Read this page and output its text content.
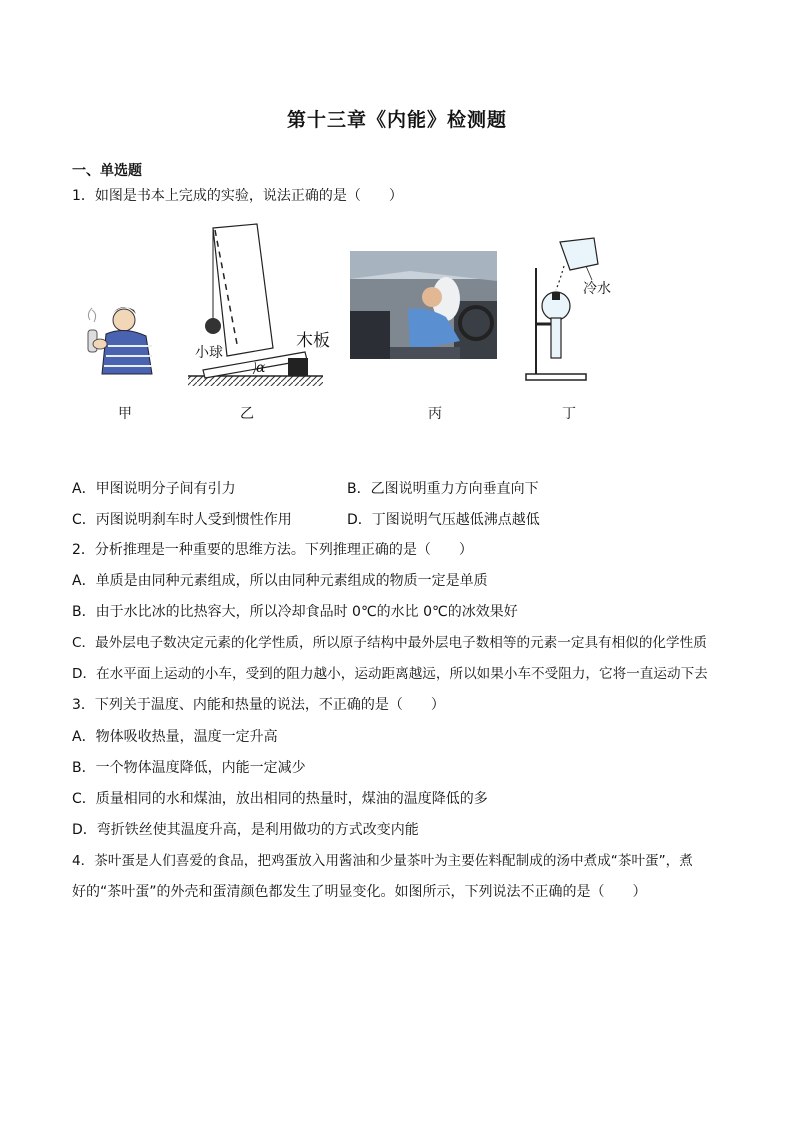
第十三章《内能》检测题
一、单选题
1．如图是书本上完成的实验，说法正确的是（　　）
小球
木板
α
冷水
甲	乙	丙	丁
A．甲图说明分子间有引力	B．乙图说明重力方向垂直向下
C．丙图说明刹车时人受到惯性作用	D．丁图说明气压越低沸点越低
2．分析推理是一种重要的思维方法。下列推理正确的是（　　）
A．单质是由同种元素组成，所以由同种元素组成的物质一定是单质
B．由于水比冰的比热容大，所以冷却食品时 0℃的水比 0℃的冰效果好
C．最外层电子数决定元素的化学性质，所以原子结构中最外层电子数相等的元素一定具有相似的化学性质
D．在水平面上运动的小车，受到的阻力越小，运动距离越远，所以如果小车不受阻力，它将一直运动下去
3．下列关于温度、内能和热量的说法，不正确的是（　　）
A．物体吸收热量，温度一定升高
B．一个物体温度降低，内能一定减少
C．质量相同的水和煤油，放出相同的热量时，煤油的温度降低的多
D．弯折铁丝使其温度升高，是利用做功的方式改变内能
4．茶叶蛋是人们喜爱的食品，把鸡蛋放入用酱油和少量茶叶为主要佐料配制成的汤中煮成“茶叶蛋”，煮
好的“茶叶蛋”的外壳和蛋清颜色都发生了明显变化。如图所示，下列说法不正确的是（　　）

◆ ◆ ◆ ◆ ◆ ◆ ◆

Task details
Reproduce each line word for word and drop the pictures.

Exercise solution
Read this page and output its text content.
第十三章《内能》检测题
一、单选题
1．如图是书本上完成的实验，说法正确的是（　　）
小球
木板
α
冷水
甲	乙	丙	丁
A．甲图说明分子间有引力	B．乙图说明重力方向垂直向下
C．丙图说明刹车时人受到惯性作用	D．丁图说明气压越低沸点越低
2．分析推理是一种重要的思维方法。下列推理正确的是（　　）
A．单质是由同种元素组成，所以由同种元素组成的物质一定是单质
B．由于水比冰的比热容大，所以冷却食品时 0℃的水比 0℃的冰效果好
C．最外层电子数决定元素的化学性质，所以原子结构中最外层电子数相等的元素一定具有相似的化学性质
D．在水平面上运动的小车，受到的阻力越小，运动距离越远，所以如果小车不受阻力，它将一直运动下去
3．下列关于温度、内能和热量的说法，不正确的是（　　）
A．物体吸收热量，温度一定升高
B．一个物体温度降低，内能一定减少
C．质量相同的水和煤油，放出相同的热量时，煤油的温度降低的多
D．弯折铁丝使其温度升高，是利用做功的方式改变内能
4．茶叶蛋是人们喜爱的食品，把鸡蛋放入用酱油和少量茶叶为主要佐料配制成的汤中煮成“茶叶蛋”，煮
好的“茶叶蛋”的外壳和蛋清颜色都发生了明显变化。如图所示，下列说法不正确的是（　　）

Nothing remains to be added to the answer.